__What is expected__:
Return the full material exactly.

__Items__:
============
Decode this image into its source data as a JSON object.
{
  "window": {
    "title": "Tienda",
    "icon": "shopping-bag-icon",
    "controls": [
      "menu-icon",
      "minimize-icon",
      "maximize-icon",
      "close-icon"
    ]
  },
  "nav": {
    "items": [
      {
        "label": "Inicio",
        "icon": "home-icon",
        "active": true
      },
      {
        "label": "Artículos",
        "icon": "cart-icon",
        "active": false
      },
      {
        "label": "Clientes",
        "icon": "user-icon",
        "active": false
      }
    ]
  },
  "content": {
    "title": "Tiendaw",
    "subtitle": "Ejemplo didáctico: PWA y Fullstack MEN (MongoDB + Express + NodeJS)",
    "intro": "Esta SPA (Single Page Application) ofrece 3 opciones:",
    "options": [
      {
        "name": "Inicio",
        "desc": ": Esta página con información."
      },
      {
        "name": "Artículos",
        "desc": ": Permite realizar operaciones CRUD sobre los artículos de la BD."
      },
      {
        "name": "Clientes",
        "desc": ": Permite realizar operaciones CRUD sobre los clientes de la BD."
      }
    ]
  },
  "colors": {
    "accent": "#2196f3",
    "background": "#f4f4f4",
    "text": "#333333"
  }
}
============
__Exercise solution__:
Decode this image into its source data as a JSON object.
{
  "window": {
    "title": "Tienda",
    "icon": "shopping-bag-icon",
    "controls": [
      "menu-icon",
      "minimize-icon",
      "maximize-icon",
      "close-icon"
    ]
  },
  "nav": {
    "items": [
      {
        "label": "Inicio",
        "icon": "home-icon",
        "active": true
      },
      {
        "label": "Artículos",
        "icon": "cart-icon",
        "active": false
      },
      {
        "label": "Clientes",
        "icon": "user-icon",
        "active": false
      }
    ]
  },
  "content": {
    "title": "Tiendaw",
    "subtitle": "Ejemplo didáctico: PWA y Fullstack MEN (MongoDB + Express + NodeJS)",
    "intro": "Esta SPA (Single Page Application) ofrece 3 opciones:",
    "options": [
      {
        "name": "Inicio",
        "desc": ": Esta página con información."
      },
      {
        "name": "Artículos",
        "desc": ": Permite realizar operaciones CRUD sobre los artículos de la BD."
      },
      {
        "name": "Clientes",
        "desc": ": Permite realizar operaciones CRUD sobre los clientes de la BD."
      }
    ]
  },
  "colors": {
    "accent": "#2196f3",
    "background": "#f4f4f4",
    "text": "#333333"
  }
}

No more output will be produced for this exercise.